#### Problem to solve:
Copy every record word for word.

#### Given records:
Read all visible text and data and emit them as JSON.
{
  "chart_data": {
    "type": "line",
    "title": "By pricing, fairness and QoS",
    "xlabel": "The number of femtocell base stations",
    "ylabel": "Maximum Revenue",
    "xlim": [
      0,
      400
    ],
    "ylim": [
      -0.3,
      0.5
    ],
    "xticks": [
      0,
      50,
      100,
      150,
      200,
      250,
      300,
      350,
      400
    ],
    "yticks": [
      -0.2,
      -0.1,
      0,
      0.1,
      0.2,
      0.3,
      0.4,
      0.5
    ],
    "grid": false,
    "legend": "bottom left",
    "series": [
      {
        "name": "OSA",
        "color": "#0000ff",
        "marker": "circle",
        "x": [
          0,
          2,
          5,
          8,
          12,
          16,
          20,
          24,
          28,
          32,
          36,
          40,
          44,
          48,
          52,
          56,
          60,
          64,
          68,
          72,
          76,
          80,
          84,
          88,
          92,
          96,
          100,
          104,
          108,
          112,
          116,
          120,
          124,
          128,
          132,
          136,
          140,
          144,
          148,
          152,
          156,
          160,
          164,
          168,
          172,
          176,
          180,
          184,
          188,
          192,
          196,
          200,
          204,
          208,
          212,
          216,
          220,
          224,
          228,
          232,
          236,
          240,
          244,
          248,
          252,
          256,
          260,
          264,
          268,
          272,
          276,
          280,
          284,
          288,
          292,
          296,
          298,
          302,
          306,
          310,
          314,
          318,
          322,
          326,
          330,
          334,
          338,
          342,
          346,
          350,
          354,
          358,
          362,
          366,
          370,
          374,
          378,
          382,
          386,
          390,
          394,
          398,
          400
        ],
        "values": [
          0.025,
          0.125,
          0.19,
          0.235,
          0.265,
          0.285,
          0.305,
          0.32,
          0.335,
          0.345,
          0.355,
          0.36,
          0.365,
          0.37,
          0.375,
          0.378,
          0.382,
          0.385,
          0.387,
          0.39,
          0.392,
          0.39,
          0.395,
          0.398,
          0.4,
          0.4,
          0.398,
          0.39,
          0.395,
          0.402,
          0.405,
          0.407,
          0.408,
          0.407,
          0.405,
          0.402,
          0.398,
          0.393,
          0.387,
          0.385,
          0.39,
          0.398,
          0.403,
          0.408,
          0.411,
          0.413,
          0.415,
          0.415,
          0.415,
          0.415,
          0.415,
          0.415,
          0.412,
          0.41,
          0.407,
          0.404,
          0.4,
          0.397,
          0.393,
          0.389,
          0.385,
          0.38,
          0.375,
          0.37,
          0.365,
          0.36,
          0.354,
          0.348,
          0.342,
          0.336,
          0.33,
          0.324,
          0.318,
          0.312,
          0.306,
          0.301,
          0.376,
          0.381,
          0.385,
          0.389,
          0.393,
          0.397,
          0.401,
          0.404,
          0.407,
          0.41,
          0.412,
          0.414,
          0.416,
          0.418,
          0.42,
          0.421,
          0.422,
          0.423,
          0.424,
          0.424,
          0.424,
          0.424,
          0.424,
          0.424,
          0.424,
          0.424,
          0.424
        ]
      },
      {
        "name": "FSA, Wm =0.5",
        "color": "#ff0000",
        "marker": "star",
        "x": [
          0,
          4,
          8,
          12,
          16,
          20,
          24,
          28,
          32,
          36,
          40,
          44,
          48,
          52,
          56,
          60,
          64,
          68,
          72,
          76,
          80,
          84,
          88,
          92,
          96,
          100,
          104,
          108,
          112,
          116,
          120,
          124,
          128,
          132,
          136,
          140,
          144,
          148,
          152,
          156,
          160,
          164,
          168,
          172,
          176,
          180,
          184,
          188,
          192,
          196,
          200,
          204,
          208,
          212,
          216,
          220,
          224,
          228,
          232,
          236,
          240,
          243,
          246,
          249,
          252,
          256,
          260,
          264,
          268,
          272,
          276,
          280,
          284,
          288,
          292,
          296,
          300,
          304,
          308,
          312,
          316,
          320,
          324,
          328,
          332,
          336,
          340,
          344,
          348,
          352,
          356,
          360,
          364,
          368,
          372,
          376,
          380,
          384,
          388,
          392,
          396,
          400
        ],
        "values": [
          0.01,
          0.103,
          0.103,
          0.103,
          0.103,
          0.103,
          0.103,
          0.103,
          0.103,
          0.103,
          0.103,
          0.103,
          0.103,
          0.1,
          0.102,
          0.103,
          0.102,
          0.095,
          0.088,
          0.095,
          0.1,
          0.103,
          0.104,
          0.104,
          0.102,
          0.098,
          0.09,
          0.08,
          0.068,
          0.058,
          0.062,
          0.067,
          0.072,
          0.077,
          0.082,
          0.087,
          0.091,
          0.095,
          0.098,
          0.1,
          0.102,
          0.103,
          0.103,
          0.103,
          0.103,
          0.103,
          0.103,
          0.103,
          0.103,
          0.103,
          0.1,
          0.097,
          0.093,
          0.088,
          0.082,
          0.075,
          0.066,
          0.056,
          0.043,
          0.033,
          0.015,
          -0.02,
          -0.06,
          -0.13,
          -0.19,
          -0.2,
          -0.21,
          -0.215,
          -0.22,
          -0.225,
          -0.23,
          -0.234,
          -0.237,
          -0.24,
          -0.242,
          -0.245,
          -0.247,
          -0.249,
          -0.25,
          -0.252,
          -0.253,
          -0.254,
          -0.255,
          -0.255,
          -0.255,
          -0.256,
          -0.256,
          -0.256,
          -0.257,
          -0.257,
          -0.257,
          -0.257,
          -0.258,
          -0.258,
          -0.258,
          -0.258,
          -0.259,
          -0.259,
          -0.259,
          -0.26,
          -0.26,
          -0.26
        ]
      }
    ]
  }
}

#### Written answer:
Read all visible text and data and emit them as JSON.
{
  "chart_data": {
    "type": "line",
    "title": "By pricing, fairness and QoS",
    "xlabel": "The number of femtocell base stations",
    "ylabel": "Maximum Revenue",
    "xlim": [
      0,
      400
    ],
    "ylim": [
      -0.3,
      0.5
    ],
    "xticks": [
      0,
      50,
      100,
      150,
      200,
      250,
      300,
      350,
      400
    ],
    "yticks": [
      -0.2,
      -0.1,
      0,
      0.1,
      0.2,
      0.3,
      0.4,
      0.5
    ],
    "grid": false,
    "legend": "bottom left",
    "series": [
      {
        "name": "OSA",
        "color": "#0000ff",
        "marker": "circle",
        "x": [
          0,
          2,
          5,
          8,
          12,
          16,
          20,
          24,
          28,
          32,
          36,
          40,
          44,
          48,
          52,
          56,
          60,
          64,
          68,
          72,
          76,
          80,
          84,
          88,
          92,
          96,
          100,
          104,
          108,
          112,
          116,
          120,
          124,
          128,
          132,
          136,
          140,
          144,
          148,
          152,
          156,
          160,
          164,
          168,
          172,
          176,
          180,
          184,
          188,
          192,
          196,
          200,
          204,
          208,
          212,
          216,
          220,
          224,
          228,
          232,
          236,
          240,
          244,
          248,
          252,
          256,
          260,
          264,
          268,
          272,
          276,
          280,
          284,
          288,
          292,
          296,
          298,
          302,
          306,
          310,
          314,
          318,
          322,
          326,
          330,
          334,
          338,
          342,
          346,
          350,
          354,
          358,
          362,
          366,
          370,
          374,
          378,
          382,
          386,
          390,
          394,
          398,
          400
        ],
        "values": [
          0.025,
          0.125,
          0.19,
          0.235,
          0.265,
          0.285,
          0.305,
          0.32,
          0.335,
          0.345,
          0.355,
          0.36,
          0.365,
          0.37,
          0.375,
          0.378,
          0.382,
          0.385,
          0.387,
          0.39,
          0.392,
          0.39,
          0.395,
          0.398,
          0.4,
          0.4,
          0.398,
          0.39,
          0.395,
          0.402,
          0.405,
          0.407,
          0.408,
          0.407,
          0.405,
          0.402,
          0.398,
          0.393,
          0.387,
          0.385,
          0.39,
          0.398,
          0.403,
          0.408,
          0.411,
          0.413,
          0.415,
          0.415,
          0.415,
          0.415,
          0.415,
          0.415,
          0.412,
          0.41,
          0.407,
          0.404,
          0.4,
          0.397,
          0.393,
          0.389,
          0.385,
          0.38,
          0.375,
          0.37,
          0.365,
          0.36,
          0.354,
          0.348,
          0.342,
          0.336,
          0.33,
          0.324,
          0.318,
          0.312,
          0.306,
          0.301,
          0.376,
          0.381,
          0.385,
          0.389,
          0.393,
          0.397,
          0.401,
          0.404,
          0.407,
          0.41,
          0.412,
          0.414,
          0.416,
          0.418,
          0.42,
          0.421,
          0.422,
          0.423,
          0.424,
          0.424,
          0.424,
          0.424,
          0.424,
          0.424,
          0.424,
          0.424,
          0.424
        ]
      },
      {
        "name": "FSA, Wm =0.5",
        "color": "#ff0000",
        "marker": "star",
        "x": [
          0,
          4,
          8,
          12,
          16,
          20,
          24,
          28,
          32,
          36,
          40,
          44,
          48,
          52,
          56,
          60,
          64,
          68,
          72,
          76,
          80,
          84,
          88,
          92,
          96,
          100,
          104,
          108,
          112,
          116,
          120,
          124,
          128,
          132,
          136,
          140,
          144,
          148,
          152,
          156,
          160,
          164,
          168,
          172,
          176,
          180,
          184,
          188,
          192,
          196,
          200,
          204,
          208,
          212,
          216,
          220,
          224,
          228,
          232,
          236,
          240,
          243,
          246,
          249,
          252,
          256,
          260,
          264,
          268,
          272,
          276,
          280,
          284,
          288,
          292,
          296,
          300,
          304,
          308,
          312,
          316,
          320,
          324,
          328,
          332,
          336,
          340,
          344,
          348,
          352,
          356,
          360,
          364,
          368,
          372,
          376,
          380,
          384,
          388,
          392,
          396,
          400
        ],
        "values": [
          0.01,
          0.103,
          0.103,
          0.103,
          0.103,
          0.103,
          0.103,
          0.103,
          0.103,
          0.103,
          0.103,
          0.103,
          0.103,
          0.1,
          0.102,
          0.103,
          0.102,
          0.095,
          0.088,
          0.095,
          0.1,
          0.103,
          0.104,
          0.104,
          0.102,
          0.098,
          0.09,
          0.08,
          0.068,
          0.058,
          0.062,
          0.067,
          0.072,
          0.077,
          0.082,
          0.087,
          0.091,
          0.095,
          0.098,
          0.1,
          0.102,
          0.103,
          0.103,
          0.103,
          0.103,
          0.103,
          0.103,
          0.103,
          0.103,
          0.103,
          0.1,
          0.097,
          0.093,
          0.088,
          0.082,
          0.075,
          0.066,
          0.056,
          0.043,
          0.033,
          0.015,
          -0.02,
          -0.06,
          -0.13,
          -0.19,
          -0.2,
          -0.21,
          -0.215,
          -0.22,
          -0.225,
          -0.23,
          -0.234,
          -0.237,
          -0.24,
          -0.242,
          -0.245,
          -0.247,
          -0.249,
          -0.25,
          -0.252,
          -0.253,
          -0.254,
          -0.255,
          -0.255,
          -0.255,
          -0.256,
          -0.256,
          -0.256,
          -0.257,
          -0.257,
          -0.257,
          -0.257,
          -0.258,
          -0.258,
          -0.258,
          -0.258,
          -0.259,
          -0.259,
          -0.259,
          -0.26,
          -0.26,
          -0.26
        ]
      }
    ]
  }
}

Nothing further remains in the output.